Using the material below, work out how many lines contain the word "Ammonium". Reply with the number and nothing more.

— START Data —

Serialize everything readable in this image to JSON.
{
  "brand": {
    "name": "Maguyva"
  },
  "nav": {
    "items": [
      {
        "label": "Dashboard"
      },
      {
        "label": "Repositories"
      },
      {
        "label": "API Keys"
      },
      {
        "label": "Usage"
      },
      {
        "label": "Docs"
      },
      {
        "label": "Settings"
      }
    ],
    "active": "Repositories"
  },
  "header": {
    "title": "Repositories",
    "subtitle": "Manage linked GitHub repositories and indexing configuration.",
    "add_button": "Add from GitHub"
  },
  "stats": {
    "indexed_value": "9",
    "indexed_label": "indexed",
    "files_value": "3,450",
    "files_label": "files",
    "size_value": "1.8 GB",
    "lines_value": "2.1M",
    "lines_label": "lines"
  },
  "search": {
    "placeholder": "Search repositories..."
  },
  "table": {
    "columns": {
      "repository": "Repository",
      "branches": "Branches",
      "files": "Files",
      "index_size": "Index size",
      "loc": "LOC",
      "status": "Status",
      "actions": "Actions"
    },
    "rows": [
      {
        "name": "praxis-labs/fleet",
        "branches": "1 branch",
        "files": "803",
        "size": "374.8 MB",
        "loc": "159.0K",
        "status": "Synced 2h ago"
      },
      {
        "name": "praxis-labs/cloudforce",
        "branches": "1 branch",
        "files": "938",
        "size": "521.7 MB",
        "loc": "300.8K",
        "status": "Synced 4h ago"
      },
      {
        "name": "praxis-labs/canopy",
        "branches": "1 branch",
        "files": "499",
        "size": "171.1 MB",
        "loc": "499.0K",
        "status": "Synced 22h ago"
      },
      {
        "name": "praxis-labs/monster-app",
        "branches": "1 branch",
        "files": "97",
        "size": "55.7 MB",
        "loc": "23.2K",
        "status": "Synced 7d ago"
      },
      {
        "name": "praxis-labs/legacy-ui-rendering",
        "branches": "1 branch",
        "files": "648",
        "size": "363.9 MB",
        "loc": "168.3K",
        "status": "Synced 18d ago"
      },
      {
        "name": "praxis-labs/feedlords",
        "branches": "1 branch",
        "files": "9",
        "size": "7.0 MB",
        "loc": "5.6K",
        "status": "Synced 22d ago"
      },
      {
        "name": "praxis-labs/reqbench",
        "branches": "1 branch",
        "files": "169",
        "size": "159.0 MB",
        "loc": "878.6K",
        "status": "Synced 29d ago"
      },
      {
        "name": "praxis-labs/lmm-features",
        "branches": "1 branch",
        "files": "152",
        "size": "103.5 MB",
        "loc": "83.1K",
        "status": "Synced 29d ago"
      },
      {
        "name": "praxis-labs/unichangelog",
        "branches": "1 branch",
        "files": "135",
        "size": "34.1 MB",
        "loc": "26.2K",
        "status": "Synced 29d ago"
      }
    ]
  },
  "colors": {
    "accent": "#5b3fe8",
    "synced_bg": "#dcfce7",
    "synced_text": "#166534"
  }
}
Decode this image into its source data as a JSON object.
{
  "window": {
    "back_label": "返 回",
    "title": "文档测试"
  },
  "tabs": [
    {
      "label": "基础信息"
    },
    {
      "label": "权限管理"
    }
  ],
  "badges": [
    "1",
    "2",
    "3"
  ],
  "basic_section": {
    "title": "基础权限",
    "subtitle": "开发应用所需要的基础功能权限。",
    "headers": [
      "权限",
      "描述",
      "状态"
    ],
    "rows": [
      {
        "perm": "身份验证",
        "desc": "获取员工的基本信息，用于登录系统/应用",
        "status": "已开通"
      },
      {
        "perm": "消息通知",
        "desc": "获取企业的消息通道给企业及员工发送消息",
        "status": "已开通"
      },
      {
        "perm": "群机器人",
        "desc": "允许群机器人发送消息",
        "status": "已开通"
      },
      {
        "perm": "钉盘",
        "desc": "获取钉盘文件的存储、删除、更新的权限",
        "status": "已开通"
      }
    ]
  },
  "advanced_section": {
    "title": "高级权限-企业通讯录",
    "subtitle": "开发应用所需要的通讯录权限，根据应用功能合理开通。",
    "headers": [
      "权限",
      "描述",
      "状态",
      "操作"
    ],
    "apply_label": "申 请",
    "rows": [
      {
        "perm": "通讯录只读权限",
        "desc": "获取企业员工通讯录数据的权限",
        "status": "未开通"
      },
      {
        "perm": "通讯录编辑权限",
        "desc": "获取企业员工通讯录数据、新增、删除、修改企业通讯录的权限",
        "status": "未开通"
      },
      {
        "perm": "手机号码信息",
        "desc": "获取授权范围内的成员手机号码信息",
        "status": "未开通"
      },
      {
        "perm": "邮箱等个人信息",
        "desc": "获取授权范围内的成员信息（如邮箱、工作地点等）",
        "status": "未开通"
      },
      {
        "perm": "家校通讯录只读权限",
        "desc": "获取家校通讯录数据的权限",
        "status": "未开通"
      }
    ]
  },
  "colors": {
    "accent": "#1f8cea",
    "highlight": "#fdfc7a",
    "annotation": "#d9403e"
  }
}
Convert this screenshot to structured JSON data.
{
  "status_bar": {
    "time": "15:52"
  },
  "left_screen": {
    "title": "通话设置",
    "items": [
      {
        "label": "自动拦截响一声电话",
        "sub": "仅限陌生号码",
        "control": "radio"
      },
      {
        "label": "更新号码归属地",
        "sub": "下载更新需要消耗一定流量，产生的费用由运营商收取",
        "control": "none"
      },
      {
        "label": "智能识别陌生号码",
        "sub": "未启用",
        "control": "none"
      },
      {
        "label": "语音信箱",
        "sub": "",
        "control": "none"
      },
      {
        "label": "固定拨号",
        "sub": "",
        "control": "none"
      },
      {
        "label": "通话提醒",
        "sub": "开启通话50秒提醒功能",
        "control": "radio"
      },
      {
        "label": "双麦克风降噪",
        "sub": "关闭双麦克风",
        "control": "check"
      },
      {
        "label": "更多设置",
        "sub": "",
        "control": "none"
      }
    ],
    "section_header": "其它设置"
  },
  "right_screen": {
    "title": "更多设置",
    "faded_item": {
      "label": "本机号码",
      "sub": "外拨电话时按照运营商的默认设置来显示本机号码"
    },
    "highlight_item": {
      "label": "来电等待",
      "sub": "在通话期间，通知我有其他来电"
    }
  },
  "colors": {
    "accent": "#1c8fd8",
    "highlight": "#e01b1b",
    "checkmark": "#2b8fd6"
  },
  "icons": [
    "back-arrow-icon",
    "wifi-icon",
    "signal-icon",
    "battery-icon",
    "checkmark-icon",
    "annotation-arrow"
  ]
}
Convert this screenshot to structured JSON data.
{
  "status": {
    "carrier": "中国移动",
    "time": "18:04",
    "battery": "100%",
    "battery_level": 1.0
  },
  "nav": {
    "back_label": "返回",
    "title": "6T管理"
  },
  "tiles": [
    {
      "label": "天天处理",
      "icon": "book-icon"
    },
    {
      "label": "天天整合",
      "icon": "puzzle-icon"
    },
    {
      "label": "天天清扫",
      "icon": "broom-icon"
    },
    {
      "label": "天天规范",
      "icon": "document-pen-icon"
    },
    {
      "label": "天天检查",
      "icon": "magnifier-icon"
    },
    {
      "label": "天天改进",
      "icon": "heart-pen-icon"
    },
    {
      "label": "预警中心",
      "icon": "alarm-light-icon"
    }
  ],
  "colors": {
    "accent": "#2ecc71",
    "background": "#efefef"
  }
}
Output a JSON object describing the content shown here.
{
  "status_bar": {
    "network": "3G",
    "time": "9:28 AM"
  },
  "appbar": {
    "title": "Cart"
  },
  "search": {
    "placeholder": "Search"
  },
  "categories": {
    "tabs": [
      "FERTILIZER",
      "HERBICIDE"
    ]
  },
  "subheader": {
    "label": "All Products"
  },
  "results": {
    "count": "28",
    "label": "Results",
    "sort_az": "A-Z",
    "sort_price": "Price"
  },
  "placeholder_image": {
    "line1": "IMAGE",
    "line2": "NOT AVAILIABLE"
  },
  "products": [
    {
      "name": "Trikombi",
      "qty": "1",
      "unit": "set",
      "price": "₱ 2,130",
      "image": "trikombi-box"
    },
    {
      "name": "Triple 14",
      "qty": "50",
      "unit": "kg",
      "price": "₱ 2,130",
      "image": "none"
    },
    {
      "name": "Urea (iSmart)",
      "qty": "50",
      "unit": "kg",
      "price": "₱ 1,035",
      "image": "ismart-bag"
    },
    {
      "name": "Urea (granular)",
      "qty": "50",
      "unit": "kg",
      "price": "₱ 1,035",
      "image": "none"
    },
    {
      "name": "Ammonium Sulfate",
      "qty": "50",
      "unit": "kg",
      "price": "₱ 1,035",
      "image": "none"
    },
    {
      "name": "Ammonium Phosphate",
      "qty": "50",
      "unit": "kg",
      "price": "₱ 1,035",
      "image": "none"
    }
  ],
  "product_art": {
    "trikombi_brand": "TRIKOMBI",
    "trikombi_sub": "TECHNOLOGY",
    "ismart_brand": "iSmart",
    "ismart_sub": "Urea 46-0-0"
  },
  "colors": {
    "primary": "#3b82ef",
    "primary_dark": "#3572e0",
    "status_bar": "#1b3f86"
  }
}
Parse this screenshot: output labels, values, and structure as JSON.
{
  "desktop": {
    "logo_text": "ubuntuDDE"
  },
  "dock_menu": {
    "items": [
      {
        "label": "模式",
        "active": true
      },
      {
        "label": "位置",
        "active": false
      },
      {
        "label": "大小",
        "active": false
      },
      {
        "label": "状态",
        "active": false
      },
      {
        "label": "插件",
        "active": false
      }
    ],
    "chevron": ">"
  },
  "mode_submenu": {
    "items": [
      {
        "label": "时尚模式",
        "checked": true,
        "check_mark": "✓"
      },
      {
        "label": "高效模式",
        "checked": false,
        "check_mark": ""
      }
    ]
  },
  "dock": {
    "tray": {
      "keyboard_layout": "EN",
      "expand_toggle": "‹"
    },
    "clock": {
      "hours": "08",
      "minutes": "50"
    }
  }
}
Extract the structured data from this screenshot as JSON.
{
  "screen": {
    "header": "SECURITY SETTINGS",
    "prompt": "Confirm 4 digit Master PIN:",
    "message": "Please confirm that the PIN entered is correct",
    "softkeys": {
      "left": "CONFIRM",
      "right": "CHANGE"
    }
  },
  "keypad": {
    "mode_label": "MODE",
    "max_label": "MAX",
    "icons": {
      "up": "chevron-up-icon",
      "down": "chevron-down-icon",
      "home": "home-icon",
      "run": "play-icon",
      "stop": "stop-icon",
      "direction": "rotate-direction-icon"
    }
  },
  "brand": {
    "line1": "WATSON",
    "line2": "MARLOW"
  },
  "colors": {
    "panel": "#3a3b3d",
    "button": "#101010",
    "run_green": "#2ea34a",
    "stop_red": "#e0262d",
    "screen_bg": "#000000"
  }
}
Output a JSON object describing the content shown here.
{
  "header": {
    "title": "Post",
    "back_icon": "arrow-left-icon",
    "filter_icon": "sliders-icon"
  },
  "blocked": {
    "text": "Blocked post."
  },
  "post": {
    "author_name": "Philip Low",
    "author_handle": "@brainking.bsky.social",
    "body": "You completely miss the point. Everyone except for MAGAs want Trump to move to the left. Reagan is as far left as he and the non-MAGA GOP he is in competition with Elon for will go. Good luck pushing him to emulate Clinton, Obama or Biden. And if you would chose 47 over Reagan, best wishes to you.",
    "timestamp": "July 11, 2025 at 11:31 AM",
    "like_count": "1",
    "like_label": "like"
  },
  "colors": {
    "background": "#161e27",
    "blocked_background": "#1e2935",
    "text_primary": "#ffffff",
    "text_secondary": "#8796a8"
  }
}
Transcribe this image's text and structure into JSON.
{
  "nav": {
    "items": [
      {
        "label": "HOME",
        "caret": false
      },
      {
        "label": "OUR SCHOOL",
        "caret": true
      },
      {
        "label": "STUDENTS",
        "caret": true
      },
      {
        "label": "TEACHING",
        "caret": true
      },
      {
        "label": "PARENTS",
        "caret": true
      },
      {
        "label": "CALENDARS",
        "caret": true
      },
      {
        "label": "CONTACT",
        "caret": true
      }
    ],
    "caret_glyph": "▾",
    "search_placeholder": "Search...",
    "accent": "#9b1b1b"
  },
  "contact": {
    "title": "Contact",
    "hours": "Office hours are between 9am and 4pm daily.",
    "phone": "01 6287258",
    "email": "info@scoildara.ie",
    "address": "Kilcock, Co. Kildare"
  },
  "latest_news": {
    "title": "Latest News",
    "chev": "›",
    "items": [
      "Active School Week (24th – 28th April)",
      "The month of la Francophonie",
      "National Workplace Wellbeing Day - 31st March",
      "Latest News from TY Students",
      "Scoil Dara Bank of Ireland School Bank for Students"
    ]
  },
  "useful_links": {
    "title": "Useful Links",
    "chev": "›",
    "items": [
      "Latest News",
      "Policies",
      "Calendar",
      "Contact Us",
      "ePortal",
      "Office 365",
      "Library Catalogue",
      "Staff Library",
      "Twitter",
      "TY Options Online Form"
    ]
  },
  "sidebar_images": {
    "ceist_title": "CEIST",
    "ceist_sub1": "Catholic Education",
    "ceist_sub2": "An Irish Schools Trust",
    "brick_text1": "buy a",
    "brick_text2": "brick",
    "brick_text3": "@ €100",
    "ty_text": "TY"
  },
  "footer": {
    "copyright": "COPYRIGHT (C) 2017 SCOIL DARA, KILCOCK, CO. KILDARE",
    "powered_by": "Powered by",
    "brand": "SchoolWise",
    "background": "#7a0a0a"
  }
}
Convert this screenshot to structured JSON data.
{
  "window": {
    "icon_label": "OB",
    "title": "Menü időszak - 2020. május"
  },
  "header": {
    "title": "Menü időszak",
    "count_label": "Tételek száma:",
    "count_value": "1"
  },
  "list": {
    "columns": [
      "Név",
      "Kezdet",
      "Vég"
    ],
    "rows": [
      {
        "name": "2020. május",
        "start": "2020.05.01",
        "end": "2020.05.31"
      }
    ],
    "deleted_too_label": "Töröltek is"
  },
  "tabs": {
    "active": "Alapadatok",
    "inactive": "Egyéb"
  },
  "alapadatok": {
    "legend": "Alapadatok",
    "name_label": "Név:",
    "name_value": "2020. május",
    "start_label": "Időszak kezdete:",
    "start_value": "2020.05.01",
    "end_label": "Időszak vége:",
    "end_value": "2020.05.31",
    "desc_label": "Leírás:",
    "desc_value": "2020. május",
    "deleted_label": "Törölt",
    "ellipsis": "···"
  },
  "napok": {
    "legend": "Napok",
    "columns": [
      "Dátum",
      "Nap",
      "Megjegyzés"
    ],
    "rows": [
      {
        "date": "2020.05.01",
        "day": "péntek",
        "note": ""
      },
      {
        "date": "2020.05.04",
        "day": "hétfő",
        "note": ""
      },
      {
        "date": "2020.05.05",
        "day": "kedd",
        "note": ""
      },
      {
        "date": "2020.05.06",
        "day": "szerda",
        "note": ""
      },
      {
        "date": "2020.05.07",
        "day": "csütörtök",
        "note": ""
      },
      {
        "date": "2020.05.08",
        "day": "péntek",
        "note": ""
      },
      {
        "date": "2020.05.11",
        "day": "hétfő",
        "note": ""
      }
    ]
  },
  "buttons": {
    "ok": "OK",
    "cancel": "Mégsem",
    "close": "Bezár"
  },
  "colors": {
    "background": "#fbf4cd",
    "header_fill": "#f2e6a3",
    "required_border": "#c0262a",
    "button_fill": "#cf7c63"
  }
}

— END Data —

■ Expected output ■
2